(Extracted records)
<<<<

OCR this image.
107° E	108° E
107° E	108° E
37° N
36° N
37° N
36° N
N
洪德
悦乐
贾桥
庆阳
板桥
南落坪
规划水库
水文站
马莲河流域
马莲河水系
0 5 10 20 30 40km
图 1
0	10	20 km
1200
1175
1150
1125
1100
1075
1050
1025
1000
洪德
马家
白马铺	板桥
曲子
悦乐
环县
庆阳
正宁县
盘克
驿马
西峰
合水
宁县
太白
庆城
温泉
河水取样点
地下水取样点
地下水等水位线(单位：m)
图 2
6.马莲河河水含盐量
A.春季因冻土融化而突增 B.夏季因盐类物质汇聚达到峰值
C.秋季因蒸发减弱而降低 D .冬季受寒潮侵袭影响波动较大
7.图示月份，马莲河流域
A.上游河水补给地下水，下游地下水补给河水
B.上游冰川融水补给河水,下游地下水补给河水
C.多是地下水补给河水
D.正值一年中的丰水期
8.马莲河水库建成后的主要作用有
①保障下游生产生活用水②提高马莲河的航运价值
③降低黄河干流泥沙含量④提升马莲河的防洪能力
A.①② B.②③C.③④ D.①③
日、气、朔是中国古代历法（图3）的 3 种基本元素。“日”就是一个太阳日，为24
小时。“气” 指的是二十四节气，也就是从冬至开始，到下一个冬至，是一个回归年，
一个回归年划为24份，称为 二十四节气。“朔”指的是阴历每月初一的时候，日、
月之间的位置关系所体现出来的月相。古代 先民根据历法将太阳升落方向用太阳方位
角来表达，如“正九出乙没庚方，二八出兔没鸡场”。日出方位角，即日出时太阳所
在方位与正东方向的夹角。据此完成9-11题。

>>>>

## SET PROBLEM
Provide the number of lines in the entries that include "下游地下水补给河水", and no other text.

## OUTPUT OF THE TASK
2